_REQUIRED WORK_.
Output all lines exactly, with nothing added or dropped.

_DATA SHOWN_.

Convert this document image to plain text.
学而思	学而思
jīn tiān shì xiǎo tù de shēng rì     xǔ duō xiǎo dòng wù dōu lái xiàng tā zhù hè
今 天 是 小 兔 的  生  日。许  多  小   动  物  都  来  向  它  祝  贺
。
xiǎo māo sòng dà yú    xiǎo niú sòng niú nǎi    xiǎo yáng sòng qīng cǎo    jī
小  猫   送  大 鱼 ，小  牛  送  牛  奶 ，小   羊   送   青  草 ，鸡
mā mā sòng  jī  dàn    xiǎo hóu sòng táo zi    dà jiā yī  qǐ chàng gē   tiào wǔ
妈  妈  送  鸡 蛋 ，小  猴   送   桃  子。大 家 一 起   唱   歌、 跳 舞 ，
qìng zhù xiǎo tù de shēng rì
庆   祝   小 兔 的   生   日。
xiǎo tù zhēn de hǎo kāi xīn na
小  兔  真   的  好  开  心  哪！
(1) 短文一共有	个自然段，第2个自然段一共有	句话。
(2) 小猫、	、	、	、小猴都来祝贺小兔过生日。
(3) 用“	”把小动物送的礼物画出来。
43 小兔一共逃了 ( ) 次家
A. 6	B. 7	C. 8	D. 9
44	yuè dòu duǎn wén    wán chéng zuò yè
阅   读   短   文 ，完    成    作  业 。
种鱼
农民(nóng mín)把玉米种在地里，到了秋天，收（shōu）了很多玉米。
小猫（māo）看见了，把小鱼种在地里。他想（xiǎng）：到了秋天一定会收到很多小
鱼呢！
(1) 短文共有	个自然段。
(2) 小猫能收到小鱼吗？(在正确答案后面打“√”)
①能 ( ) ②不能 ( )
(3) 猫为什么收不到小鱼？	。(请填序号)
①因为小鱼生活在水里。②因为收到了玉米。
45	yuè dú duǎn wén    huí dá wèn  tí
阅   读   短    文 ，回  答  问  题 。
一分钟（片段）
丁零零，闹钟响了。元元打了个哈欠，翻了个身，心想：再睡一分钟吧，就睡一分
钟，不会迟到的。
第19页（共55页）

_FINAL RESULT_.
Convert this document image to plain text.
学而思	学而思
jīn tiān shì xiǎo tù de shēng rì     xǔ duō xiǎo dòng wù dōu lái xiàng tā zhù hè
今 天 是 小 兔 的  生  日。许  多  小   动  物  都  来  向  它  祝  贺
。
xiǎo māo sòng dà yú    xiǎo niú sòng niú nǎi    xiǎo yáng sòng qīng cǎo    jī
小  猫   送  大 鱼 ，小  牛  送  牛  奶 ，小   羊   送   青  草 ，鸡
mā mā sòng  jī  dàn    xiǎo hóu sòng táo zi    dà jiā yī  qǐ chàng gē   tiào wǔ
妈  妈  送  鸡 蛋 ，小  猴   送   桃  子。大 家 一 起   唱   歌、 跳 舞 ，
qìng zhù xiǎo tù de shēng rì
庆   祝   小 兔 的   生   日。
xiǎo tù zhēn de hǎo kāi xīn na
小  兔  真   的  好  开  心  哪！
(1) 短文一共有	个自然段，第2个自然段一共有	句话。
(2) 小猫、	、	、	、小猴都来祝贺小兔过生日。
(3) 用“	”把小动物送的礼物画出来。
43 小兔一共逃了 ( ) 次家
A. 6	B. 7	C. 8	D. 9
44	yuè dòu duǎn wén    wán chéng zuò yè
阅   读   短   文 ，完    成    作  业 。
种鱼
农民(nóng mín)把玉米种在地里，到了秋天，收（shōu）了很多玉米。
小猫（māo）看见了，把小鱼种在地里。他想（xiǎng）：到了秋天一定会收到很多小
鱼呢！
(1) 短文共有	个自然段。
(2) 小猫能收到小鱼吗？(在正确答案后面打“√”)
①能 ( ) ②不能 ( )
(3) 猫为什么收不到小鱼？	。(请填序号)
①因为小鱼生活在水里。②因为收到了玉米。
45	yuè dú duǎn wén    huí dá wèn  tí
阅   读   短    文 ，回  答  问  题 。
一分钟（片段）
丁零零，闹钟响了。元元打了个哈欠，翻了个身，心想：再睡一分钟吧，就睡一分
钟，不会迟到的。
第19页（共55页）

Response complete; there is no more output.